Problem requirements: Take the records underneath and set them down exactly.

Stored data entries:
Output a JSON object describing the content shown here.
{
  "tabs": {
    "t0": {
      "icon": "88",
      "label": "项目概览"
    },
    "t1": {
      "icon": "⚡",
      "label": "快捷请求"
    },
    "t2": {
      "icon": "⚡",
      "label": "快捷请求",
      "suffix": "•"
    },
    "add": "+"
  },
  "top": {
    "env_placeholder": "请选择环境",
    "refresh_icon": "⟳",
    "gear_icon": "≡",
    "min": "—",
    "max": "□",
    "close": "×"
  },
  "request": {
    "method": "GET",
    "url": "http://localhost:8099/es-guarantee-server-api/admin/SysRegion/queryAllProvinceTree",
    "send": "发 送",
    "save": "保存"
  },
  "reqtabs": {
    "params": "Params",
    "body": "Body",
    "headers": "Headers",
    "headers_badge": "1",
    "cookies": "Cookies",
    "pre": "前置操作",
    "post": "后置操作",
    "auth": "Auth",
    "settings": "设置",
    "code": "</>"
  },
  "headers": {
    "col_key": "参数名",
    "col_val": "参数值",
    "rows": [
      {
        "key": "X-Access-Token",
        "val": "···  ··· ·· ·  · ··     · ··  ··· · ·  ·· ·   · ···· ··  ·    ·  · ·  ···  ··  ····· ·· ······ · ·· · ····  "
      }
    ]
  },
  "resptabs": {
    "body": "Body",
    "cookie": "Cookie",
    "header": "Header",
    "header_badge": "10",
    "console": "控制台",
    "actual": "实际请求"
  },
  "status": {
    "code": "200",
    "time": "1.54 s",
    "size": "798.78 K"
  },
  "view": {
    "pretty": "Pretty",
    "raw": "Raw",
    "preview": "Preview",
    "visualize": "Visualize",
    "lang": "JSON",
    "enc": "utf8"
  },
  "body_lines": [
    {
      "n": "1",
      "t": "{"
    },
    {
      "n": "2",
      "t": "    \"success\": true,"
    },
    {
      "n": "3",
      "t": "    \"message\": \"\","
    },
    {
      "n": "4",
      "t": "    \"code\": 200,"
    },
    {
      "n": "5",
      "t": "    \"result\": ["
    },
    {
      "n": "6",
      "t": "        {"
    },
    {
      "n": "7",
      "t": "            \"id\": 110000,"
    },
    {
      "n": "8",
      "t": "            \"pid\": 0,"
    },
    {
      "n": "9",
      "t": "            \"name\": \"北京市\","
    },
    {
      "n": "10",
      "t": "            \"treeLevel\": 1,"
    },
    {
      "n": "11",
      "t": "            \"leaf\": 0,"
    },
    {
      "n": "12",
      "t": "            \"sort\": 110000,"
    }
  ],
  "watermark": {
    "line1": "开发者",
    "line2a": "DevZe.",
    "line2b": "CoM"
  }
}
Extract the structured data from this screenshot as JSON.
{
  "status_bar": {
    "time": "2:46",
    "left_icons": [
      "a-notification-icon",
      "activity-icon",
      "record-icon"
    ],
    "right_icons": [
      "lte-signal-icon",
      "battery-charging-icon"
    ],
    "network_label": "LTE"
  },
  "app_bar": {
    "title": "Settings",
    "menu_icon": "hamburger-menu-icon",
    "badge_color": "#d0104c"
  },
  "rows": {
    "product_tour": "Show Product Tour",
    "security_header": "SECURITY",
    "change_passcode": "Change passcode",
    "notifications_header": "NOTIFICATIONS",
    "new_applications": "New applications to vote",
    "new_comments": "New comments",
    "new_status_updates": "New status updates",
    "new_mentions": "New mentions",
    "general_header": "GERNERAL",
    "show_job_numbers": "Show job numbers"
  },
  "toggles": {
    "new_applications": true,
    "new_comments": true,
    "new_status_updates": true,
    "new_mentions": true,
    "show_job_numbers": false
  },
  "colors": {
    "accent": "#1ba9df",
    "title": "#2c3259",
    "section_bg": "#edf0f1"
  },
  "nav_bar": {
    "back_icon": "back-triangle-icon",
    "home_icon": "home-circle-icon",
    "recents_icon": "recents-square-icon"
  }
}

Solution:
Output a JSON object describing the content shown here.
{
  "tabs": {
    "t0": {
      "icon": "88",
      "label": "项目概览"
    },
    "t1": {
      "icon": "⚡",
      "label": "快捷请求"
    },
    "t2": {
      "icon": "⚡",
      "label": "快捷请求",
      "suffix": "•"
    },
    "add": "+"
  },
  "top": {
    "env_placeholder": "请选择环境",
    "refresh_icon": "⟳",
    "gear_icon": "≡",
    "min": "—",
    "max": "□",
    "close": "×"
  },
  "request": {
    "method": "GET",
    "url": "http://localhost:8099/es-guarantee-server-api/admin/SysRegion/queryAllProvinceTree",
    "send": "发 送",
    "save": "保存"
  },
  "reqtabs": {
    "params": "Params",
    "body": "Body",
    "headers": "Headers",
    "headers_badge": "1",
    "cookies": "Cookies",
    "pre": "前置操作",
    "post": "后置操作",
    "auth": "Auth",
    "settings": "设置",
    "code": "</>"
  },
  "headers": {
    "col_key": "参数名",
    "col_val": "参数值",
    "rows": [
      {
        "key": "X-Access-Token",
        "val": "···  ··· ·· ·  · ··     · ··  ··· · ·  ·· ·   · ···· ··  ·    ·  · ·  ···  ··  ····· ·· ······ · ·· · ····  "
      }
    ]
  },
  "resptabs": {
    "body": "Body",
    "cookie": "Cookie",
    "header": "Header",
    "header_badge": "10",
    "console": "控制台",
    "actual": "实际请求"
  },
  "status": {
    "code": "200",
    "time": "1.54 s",
    "size": "798.78 K"
  },
  "view": {
    "pretty": "Pretty",
    "raw": "Raw",
    "preview": "Preview",
    "visualize": "Visualize",
    "lang": "JSON",
    "enc": "utf8"
  },
  "body_lines": [
    {
      "n": "1",
      "t": "{"
    },
    {
      "n": "2",
      "t": "    \"success\": true,"
    },
    {
      "n": "3",
      "t": "    \"message\": \"\","
    },
    {
      "n": "4",
      "t": "    \"code\": 200,"
    },
    {
      "n": "5",
      "t": "    \"result\": ["
    },
    {
      "n": "6",
      "t": "        {"
    },
    {
      "n": "7",
      "t": "            \"id\": 110000,"
    },
    {
      "n": "8",
      "t": "            \"pid\": 0,"
    },
    {
      "n": "9",
      "t": "            \"name\": \"北京市\","
    },
    {
      "n": "10",
      "t": "            \"treeLevel\": 1,"
    },
    {
      "n": "11",
      "t": "            \"leaf\": 0,"
    },
    {
      "n": "12",
      "t": "            \"sort\": 110000,"
    }
  ],
  "watermark": {
    "line1": "开发者",
    "line2a": "DevZe.",
    "line2b": "CoM"
  }
}
Extract the structured data from this screenshot as JSON.
{
  "status_bar": {
    "time": "2:46",
    "left_icons": [
      "a-notification-icon",
      "activity-icon",
      "record-icon"
    ],
    "right_icons": [
      "lte-signal-icon",
      "battery-charging-icon"
    ],
    "network_label": "LTE"
  },
  "app_bar": {
    "title": "Settings",
    "menu_icon": "hamburger-menu-icon",
    "badge_color": "#d0104c"
  },
  "rows": {
    "product_tour": "Show Product Tour",
    "security_header": "SECURITY",
    "change_passcode": "Change passcode",
    "notifications_header": "NOTIFICATIONS",
    "new_applications": "New applications to vote",
    "new_comments": "New comments",
    "new_status_updates": "New status updates",
    "new_mentions": "New mentions",
    "general_header": "GERNERAL",
    "show_job_numbers": "Show job numbers"
  },
  "toggles": {
    "new_applications": true,
    "new_comments": true,
    "new_status_updates": true,
    "new_mentions": true,
    "show_job_numbers": false
  },
  "colors": {
    "accent": "#1ba9df",
    "title": "#2c3259",
    "section_bg": "#edf0f1"
  },
  "nav_bar": {
    "back_icon": "back-triangle-icon",
    "home_icon": "home-circle-icon",
    "recents_icon": "recents-square-icon"
  }
}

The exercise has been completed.